■ MATERIALS PROVIDED:
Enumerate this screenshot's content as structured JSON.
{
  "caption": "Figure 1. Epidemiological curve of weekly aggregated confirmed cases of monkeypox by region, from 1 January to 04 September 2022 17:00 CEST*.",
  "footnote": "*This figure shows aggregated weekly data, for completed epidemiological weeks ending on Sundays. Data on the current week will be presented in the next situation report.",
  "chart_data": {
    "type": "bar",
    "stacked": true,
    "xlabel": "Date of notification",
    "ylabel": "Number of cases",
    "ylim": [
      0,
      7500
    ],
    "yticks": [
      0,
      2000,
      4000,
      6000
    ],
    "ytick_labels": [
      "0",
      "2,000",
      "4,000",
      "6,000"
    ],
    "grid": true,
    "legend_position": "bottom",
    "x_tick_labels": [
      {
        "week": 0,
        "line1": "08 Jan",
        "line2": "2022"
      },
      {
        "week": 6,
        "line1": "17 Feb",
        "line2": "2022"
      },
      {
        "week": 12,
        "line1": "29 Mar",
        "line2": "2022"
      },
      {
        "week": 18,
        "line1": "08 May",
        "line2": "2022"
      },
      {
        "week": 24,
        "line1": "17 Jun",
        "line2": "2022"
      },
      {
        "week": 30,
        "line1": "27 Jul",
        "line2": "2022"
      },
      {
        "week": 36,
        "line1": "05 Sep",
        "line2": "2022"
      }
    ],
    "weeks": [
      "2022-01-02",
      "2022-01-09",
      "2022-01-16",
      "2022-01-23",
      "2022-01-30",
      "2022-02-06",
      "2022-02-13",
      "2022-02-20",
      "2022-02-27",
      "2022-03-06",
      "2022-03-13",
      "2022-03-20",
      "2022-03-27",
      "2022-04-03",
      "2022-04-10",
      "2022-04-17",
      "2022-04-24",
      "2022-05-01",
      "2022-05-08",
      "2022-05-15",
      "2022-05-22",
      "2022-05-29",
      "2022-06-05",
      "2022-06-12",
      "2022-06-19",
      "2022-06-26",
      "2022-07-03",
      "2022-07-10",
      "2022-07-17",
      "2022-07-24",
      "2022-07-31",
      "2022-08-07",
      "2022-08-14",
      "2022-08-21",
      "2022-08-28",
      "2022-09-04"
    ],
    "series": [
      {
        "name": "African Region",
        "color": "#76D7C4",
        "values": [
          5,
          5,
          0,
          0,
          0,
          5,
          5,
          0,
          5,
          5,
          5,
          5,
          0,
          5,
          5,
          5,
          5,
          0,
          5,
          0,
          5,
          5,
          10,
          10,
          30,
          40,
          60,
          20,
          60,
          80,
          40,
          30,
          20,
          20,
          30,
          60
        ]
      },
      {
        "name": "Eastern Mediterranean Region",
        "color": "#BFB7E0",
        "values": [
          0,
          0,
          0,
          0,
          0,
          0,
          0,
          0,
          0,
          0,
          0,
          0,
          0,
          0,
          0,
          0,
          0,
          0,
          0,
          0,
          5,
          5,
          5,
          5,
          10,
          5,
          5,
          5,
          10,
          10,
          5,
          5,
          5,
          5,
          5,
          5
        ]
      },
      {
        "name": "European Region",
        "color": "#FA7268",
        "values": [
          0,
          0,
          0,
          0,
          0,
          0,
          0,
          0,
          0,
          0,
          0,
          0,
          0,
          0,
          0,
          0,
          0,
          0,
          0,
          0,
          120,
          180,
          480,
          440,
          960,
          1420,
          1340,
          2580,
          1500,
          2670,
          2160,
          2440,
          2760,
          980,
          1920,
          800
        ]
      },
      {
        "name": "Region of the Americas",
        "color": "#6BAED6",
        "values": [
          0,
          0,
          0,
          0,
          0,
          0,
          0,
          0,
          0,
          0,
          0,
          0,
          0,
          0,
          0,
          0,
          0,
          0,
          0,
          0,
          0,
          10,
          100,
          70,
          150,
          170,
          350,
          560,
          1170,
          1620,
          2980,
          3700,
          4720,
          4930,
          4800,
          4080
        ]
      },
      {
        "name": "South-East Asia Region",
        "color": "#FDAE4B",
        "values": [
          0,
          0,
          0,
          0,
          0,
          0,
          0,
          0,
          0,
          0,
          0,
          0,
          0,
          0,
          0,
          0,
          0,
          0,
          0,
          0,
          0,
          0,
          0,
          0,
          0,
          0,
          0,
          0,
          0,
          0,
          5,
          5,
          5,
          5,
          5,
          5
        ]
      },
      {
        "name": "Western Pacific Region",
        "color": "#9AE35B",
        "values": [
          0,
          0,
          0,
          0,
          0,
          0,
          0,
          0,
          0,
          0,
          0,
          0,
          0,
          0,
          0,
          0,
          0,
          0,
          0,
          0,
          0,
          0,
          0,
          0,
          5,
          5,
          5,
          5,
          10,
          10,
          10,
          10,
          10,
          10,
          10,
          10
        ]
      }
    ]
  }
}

■ WORK INSTRUCTIONS: Copy all of the material word for word.

■ TASK SOLUTION:
Enumerate this screenshot's content as structured JSON.
{
  "caption": "Figure 1. Epidemiological curve of weekly aggregated confirmed cases of monkeypox by region, from 1 January to 04 September 2022 17:00 CEST*.",
  "footnote": "*This figure shows aggregated weekly data, for completed epidemiological weeks ending on Sundays. Data on the current week will be presented in the next situation report.",
  "chart_data": {
    "type": "bar",
    "stacked": true,
    "xlabel": "Date of notification",
    "ylabel": "Number of cases",
    "ylim": [
      0,
      7500
    ],
    "yticks": [
      0,
      2000,
      4000,
      6000
    ],
    "ytick_labels": [
      "0",
      "2,000",
      "4,000",
      "6,000"
    ],
    "grid": true,
    "legend_position": "bottom",
    "x_tick_labels": [
      {
        "week": 0,
        "line1": "08 Jan",
        "line2": "2022"
      },
      {
        "week": 6,
        "line1": "17 Feb",
        "line2": "2022"
      },
      {
        "week": 12,
        "line1": "29 Mar",
        "line2": "2022"
      },
      {
        "week": 18,
        "line1": "08 May",
        "line2": "2022"
      },
      {
        "week": 24,
        "line1": "17 Jun",
        "line2": "2022"
      },
      {
        "week": 30,
        "line1": "27 Jul",
        "line2": "2022"
      },
      {
        "week": 36,
        "line1": "05 Sep",
        "line2": "2022"
      }
    ],
    "weeks": [
      "2022-01-02",
      "2022-01-09",
      "2022-01-16",
      "2022-01-23",
      "2022-01-30",
      "2022-02-06",
      "2022-02-13",
      "2022-02-20",
      "2022-02-27",
      "2022-03-06",
      "2022-03-13",
      "2022-03-20",
      "2022-03-27",
      "2022-04-03",
      "2022-04-10",
      "2022-04-17",
      "2022-04-24",
      "2022-05-01",
      "2022-05-08",
      "2022-05-15",
      "2022-05-22",
      "2022-05-29",
      "2022-06-05",
      "2022-06-12",
      "2022-06-19",
      "2022-06-26",
      "2022-07-03",
      "2022-07-10",
      "2022-07-17",
      "2022-07-24",
      "2022-07-31",
      "2022-08-07",
      "2022-08-14",
      "2022-08-21",
      "2022-08-28",
      "2022-09-04"
    ],
    "series": [
      {
        "name": "African Region",
        "color": "#76D7C4",
        "values": [
          5,
          5,
          0,
          0,
          0,
          5,
          5,
          0,
          5,
          5,
          5,
          5,
          0,
          5,
          5,
          5,
          5,
          0,
          5,
          0,
          5,
          5,
          10,
          10,
          30,
          40,
          60,
          20,
          60,
          80,
          40,
          30,
          20,
          20,
          30,
          60
        ]
      },
      {
        "name": "Eastern Mediterranean Region",
        "color": "#BFB7E0",
        "values": [
          0,
          0,
          0,
          0,
          0,
          0,
          0,
          0,
          0,
          0,
          0,
          0,
          0,
          0,
          0,
          0,
          0,
          0,
          0,
          0,
          5,
          5,
          5,
          5,
          10,
          5,
          5,
          5,
          10,
          10,
          5,
          5,
          5,
          5,
          5,
          5
        ]
      },
      {
        "name": "European Region",
        "color": "#FA7268",
        "values": [
          0,
          0,
          0,
          0,
          0,
          0,
          0,
          0,
          0,
          0,
          0,
          0,
          0,
          0,
          0,
          0,
          0,
          0,
          0,
          0,
          120,
          180,
          480,
          440,
          960,
          1420,
          1340,
          2580,
          1500,
          2670,
          2160,
          2440,
          2760,
          980,
          1920,
          800
        ]
      },
      {
        "name": "Region of the Americas",
        "color": "#6BAED6",
        "values": [
          0,
          0,
          0,
          0,
          0,
          0,
          0,
          0,
          0,
          0,
          0,
          0,
          0,
          0,
          0,
          0,
          0,
          0,
          0,
          0,
          0,
          10,
          100,
          70,
          150,
          170,
          350,
          560,
          1170,
          1620,
          2980,
          3700,
          4720,
          4930,
          4800,
          4080
        ]
      },
      {
        "name": "South-East Asia Region",
        "color": "#FDAE4B",
        "values": [
          0,
          0,
          0,
          0,
          0,
          0,
          0,
          0,
          0,
          0,
          0,
          0,
          0,
          0,
          0,
          0,
          0,
          0,
          0,
          0,
          0,
          0,
          0,
          0,
          0,
          0,
          0,
          0,
          0,
          0,
          5,
          5,
          5,
          5,
          5,
          5
        ]
      },
      {
        "name": "Western Pacific Region",
        "color": "#9AE35B",
        "values": [
          0,
          0,
          0,
          0,
          0,
          0,
          0,
          0,
          0,
          0,
          0,
          0,
          0,
          0,
          0,
          0,
          0,
          0,
          0,
          0,
          0,
          0,
          0,
          0,
          5,
          5,
          5,
          5,
          10,
          10,
          10,
          10,
          10,
          10,
          10,
          10
        ]
      }
    ]
  }
}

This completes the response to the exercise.